Data entries:
☆ ☆ ☆

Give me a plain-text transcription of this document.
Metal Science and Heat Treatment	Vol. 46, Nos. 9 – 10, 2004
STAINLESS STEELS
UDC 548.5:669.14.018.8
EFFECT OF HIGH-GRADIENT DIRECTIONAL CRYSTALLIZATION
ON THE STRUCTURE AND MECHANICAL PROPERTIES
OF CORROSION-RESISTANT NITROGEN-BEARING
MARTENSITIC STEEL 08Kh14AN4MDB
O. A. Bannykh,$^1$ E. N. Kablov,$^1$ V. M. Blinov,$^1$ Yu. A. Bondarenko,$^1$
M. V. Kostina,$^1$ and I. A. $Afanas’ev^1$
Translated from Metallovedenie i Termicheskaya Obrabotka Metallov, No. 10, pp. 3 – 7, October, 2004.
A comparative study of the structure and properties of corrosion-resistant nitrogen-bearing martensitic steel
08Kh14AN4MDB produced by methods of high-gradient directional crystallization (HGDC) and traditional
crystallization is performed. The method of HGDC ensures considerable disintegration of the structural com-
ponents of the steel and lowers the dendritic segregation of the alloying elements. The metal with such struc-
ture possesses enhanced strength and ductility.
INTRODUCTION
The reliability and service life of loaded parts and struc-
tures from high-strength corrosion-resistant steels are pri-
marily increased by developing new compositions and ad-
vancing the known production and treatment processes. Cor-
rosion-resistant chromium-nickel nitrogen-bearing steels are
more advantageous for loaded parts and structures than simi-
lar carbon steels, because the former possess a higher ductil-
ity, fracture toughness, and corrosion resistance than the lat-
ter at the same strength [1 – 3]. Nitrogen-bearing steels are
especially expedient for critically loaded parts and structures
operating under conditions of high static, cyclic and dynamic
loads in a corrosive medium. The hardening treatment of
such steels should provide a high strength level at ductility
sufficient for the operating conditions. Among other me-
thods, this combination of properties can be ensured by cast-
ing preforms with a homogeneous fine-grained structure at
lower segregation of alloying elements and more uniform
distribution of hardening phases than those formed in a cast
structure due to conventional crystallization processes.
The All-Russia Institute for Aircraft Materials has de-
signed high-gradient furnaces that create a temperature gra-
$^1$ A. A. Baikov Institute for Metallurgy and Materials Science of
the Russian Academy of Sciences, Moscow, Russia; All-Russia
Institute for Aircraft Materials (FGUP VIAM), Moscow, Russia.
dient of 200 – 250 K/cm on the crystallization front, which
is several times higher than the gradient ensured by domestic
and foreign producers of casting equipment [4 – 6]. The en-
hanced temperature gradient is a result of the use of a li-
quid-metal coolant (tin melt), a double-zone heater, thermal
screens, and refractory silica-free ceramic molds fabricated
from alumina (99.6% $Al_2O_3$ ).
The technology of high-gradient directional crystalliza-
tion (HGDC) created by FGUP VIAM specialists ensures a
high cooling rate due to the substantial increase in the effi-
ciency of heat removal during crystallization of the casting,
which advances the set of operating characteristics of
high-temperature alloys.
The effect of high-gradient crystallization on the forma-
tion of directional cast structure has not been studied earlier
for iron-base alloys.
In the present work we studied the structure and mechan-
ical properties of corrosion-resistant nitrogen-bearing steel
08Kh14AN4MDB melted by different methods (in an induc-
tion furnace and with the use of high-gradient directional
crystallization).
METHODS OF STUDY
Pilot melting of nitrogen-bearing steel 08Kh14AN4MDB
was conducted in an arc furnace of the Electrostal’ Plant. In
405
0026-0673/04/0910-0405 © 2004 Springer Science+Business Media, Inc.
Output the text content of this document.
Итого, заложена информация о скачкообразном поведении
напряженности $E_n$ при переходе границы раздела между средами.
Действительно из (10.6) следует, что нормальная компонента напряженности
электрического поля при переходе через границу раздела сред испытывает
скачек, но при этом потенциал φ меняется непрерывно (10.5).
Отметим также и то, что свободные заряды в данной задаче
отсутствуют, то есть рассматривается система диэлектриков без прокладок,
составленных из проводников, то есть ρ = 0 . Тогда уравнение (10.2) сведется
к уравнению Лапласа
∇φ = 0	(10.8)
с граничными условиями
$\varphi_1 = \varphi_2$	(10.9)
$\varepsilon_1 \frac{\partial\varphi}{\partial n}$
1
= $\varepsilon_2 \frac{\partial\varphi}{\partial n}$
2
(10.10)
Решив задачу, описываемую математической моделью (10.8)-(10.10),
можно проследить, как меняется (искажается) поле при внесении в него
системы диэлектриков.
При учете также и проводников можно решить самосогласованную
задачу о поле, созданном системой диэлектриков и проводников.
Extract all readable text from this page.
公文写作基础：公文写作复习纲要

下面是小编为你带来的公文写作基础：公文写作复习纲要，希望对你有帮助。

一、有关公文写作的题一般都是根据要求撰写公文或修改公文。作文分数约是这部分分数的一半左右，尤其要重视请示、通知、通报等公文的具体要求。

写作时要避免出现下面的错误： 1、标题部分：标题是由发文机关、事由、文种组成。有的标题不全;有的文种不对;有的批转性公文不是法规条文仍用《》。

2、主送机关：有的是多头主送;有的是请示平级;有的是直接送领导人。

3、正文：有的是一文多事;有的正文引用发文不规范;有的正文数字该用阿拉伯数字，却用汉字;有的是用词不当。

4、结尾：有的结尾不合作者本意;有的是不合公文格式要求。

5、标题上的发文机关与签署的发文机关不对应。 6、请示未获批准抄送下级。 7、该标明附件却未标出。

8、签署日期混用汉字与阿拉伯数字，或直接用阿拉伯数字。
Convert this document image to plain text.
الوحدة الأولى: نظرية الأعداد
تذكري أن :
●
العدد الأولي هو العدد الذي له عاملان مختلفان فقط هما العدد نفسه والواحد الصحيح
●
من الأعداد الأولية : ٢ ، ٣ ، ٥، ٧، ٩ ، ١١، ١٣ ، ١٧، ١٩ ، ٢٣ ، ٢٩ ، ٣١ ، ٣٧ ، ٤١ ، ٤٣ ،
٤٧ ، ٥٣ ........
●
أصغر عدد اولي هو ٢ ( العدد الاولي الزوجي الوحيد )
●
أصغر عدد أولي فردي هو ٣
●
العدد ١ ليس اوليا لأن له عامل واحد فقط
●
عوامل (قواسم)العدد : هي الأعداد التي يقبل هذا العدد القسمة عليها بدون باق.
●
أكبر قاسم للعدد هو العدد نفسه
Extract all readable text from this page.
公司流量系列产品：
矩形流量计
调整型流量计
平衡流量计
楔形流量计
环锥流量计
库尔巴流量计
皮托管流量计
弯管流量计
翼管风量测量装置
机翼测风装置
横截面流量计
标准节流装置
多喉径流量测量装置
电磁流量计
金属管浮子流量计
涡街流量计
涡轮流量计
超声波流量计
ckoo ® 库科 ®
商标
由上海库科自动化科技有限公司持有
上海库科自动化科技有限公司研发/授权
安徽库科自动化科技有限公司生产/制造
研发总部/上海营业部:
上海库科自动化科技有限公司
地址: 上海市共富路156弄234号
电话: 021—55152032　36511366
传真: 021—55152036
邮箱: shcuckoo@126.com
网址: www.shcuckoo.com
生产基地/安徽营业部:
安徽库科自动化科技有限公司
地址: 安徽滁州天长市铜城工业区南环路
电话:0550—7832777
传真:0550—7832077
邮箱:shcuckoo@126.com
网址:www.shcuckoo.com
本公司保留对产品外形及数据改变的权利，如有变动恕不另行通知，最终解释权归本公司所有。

☆ ☆ ☆

SHORT EXERCISE
Write out all records exactly, keeping every detail.

SOLVED PROBLEM
Give me a plain-text transcription of this document.
Metal Science and Heat Treatment	Vol. 46, Nos. 9 – 10, 2004
STAINLESS STEELS
UDC 548.5:669.14.018.8
EFFECT OF HIGH-GRADIENT DIRECTIONAL CRYSTALLIZATION
ON THE STRUCTURE AND MECHANICAL PROPERTIES
OF CORROSION-RESISTANT NITROGEN-BEARING
MARTENSITIC STEEL 08Kh14AN4MDB
O. A. Bannykh,$^1$ E. N. Kablov,$^1$ V. M. Blinov,$^1$ Yu. A. Bondarenko,$^1$
M. V. Kostina,$^1$ and I. A. $Afanas’ev^1$
Translated from Metallovedenie i Termicheskaya Obrabotka Metallov, No. 10, pp. 3 – 7, October, 2004.
A comparative study of the structure and properties of corrosion-resistant nitrogen-bearing martensitic steel
08Kh14AN4MDB produced by methods of high-gradient directional crystallization (HGDC) and traditional
crystallization is performed. The method of HGDC ensures considerable disintegration of the structural com-
ponents of the steel and lowers the dendritic segregation of the alloying elements. The metal with such struc-
ture possesses enhanced strength and ductility.
INTRODUCTION
The reliability and service life of loaded parts and struc-
tures from high-strength corrosion-resistant steels are pri-
marily increased by developing new compositions and ad-
vancing the known production and treatment processes. Cor-
rosion-resistant chromium-nickel nitrogen-bearing steels are
more advantageous for loaded parts and structures than simi-
lar carbon steels, because the former possess a higher ductil-
ity, fracture toughness, and corrosion resistance than the lat-
ter at the same strength [1 – 3]. Nitrogen-bearing steels are
especially expedient for critically loaded parts and structures
operating under conditions of high static, cyclic and dynamic
loads in a corrosive medium. The hardening treatment of
such steels should provide a high strength level at ductility
sufficient for the operating conditions. Among other me-
thods, this combination of properties can be ensured by cast-
ing preforms with a homogeneous fine-grained structure at
lower segregation of alloying elements and more uniform
distribution of hardening phases than those formed in a cast
structure due to conventional crystallization processes.
The All-Russia Institute for Aircraft Materials has de-
signed high-gradient furnaces that create a temperature gra-
$^1$ A. A. Baikov Institute for Metallurgy and Materials Science of
the Russian Academy of Sciences, Moscow, Russia; All-Russia
Institute for Aircraft Materials (FGUP VIAM), Moscow, Russia.
dient of 200 – 250 K/cm on the crystallization front, which
is several times higher than the gradient ensured by domestic
and foreign producers of casting equipment [4 – 6]. The en-
hanced temperature gradient is a result of the use of a li-
quid-metal coolant (tin melt), a double-zone heater, thermal
screens, and refractory silica-free ceramic molds fabricated
from alumina (99.6% $Al_2O_3$ ).
The technology of high-gradient directional crystalliza-
tion (HGDC) created by FGUP VIAM specialists ensures a
high cooling rate due to the substantial increase in the effi-
ciency of heat removal during crystallization of the casting,
which advances the set of operating characteristics of
high-temperature alloys.
The effect of high-gradient crystallization on the forma-
tion of directional cast structure has not been studied earlier
for iron-base alloys.
In the present work we studied the structure and mechan-
ical properties of corrosion-resistant nitrogen-bearing steel
08Kh14AN4MDB melted by different methods (in an induc-
tion furnace and with the use of high-gradient directional
crystallization).
METHODS OF STUDY
Pilot melting of nitrogen-bearing steel 08Kh14AN4MDB
was conducted in an arc furnace of the Electrostal’ Plant. In
405
0026-0673/04/0910-0405 © 2004 Springer Science+Business Media, Inc.
Output the text content of this document.
Итого, заложена информация о скачкообразном поведении
напряженности $E_n$ при переходе границы раздела между средами.
Действительно из (10.6) следует, что нормальная компонента напряженности
электрического поля при переходе через границу раздела сред испытывает
скачек, но при этом потенциал φ меняется непрерывно (10.5).
Отметим также и то, что свободные заряды в данной задаче
отсутствуют, то есть рассматривается система диэлектриков без прокладок,
составленных из проводников, то есть ρ = 0 . Тогда уравнение (10.2) сведется
к уравнению Лапласа
∇φ = 0	(10.8)
с граничными условиями
$\varphi_1 = \varphi_2$	(10.9)
$\varepsilon_1 \frac{\partial\varphi}{\partial n}$
1
= $\varepsilon_2 \frac{\partial\varphi}{\partial n}$
2
(10.10)
Решив задачу, описываемую математической моделью (10.8)-(10.10),
можно проследить, как меняется (искажается) поле при внесении в него
системы диэлектриков.
При учете также и проводников можно решить самосогласованную
задачу о поле, созданном системой диэлектриков и проводников.
Extract all readable text from this page.
公文写作基础：公文写作复习纲要

下面是小编为你带来的公文写作基础：公文写作复习纲要，希望对你有帮助。

一、有关公文写作的题一般都是根据要求撰写公文或修改公文。作文分数约是这部分分数的一半左右，尤其要重视请示、通知、通报等公文的具体要求。

写作时要避免出现下面的错误： 1、标题部分：标题是由发文机关、事由、文种组成。有的标题不全;有的文种不对;有的批转性公文不是法规条文仍用《》。

2、主送机关：有的是多头主送;有的是请示平级;有的是直接送领导人。

3、正文：有的是一文多事;有的正文引用发文不规范;有的正文数字该用阿拉伯数字，却用汉字;有的是用词不当。

4、结尾：有的结尾不合作者本意;有的是不合公文格式要求。

5、标题上的发文机关与签署的发文机关不对应。 6、请示未获批准抄送下级。 7、该标明附件却未标出。

8、签署日期混用汉字与阿拉伯数字，或直接用阿拉伯数字。
Convert this document image to plain text.
الوحدة الأولى: نظرية الأعداد
تذكري أن :
●
العدد الأولي هو العدد الذي له عاملان مختلفان فقط هما العدد نفسه والواحد الصحيح
●
من الأعداد الأولية : ٢ ، ٣ ، ٥، ٧، ٩ ، ١١، ١٣ ، ١٧، ١٩ ، ٢٣ ، ٢٩ ، ٣١ ، ٣٧ ، ٤١ ، ٤٣ ،
٤٧ ، ٥٣ ........
●
أصغر عدد اولي هو ٢ ( العدد الاولي الزوجي الوحيد )
●
أصغر عدد أولي فردي هو ٣
●
العدد ١ ليس اوليا لأن له عامل واحد فقط
●
عوامل (قواسم)العدد : هي الأعداد التي يقبل هذا العدد القسمة عليها بدون باق.
●
أكبر قاسم للعدد هو العدد نفسه
Extract all readable text from this page.
公司流量系列产品：
矩形流量计
调整型流量计
平衡流量计
楔形流量计
环锥流量计
库尔巴流量计
皮托管流量计
弯管流量计
翼管风量测量装置
机翼测风装置
横截面流量计
标准节流装置
多喉径流量测量装置
电磁流量计
金属管浮子流量计
涡街流量计
涡轮流量计
超声波流量计
ckoo ® 库科 ®
商标
由上海库科自动化科技有限公司持有
上海库科自动化科技有限公司研发/授权
安徽库科自动化科技有限公司生产/制造
研发总部/上海营业部:
上海库科自动化科技有限公司
地址: 上海市共富路156弄234号
电话: 021—55152032　36511366
传真: 021—55152036
邮箱: shcuckoo@126.com
网址: www.shcuckoo.com
生产基地/安徽营业部:
安徽库科自动化科技有限公司
地址: 安徽滁州天长市铜城工业区南环路
电话:0550—7832777
传真:0550—7832077
邮箱:shcuckoo@126.com
网址:www.shcuckoo.com
本公司保留对产品外形及数据改变的权利，如有变动恕不另行通知，最终解释权归本公司所有。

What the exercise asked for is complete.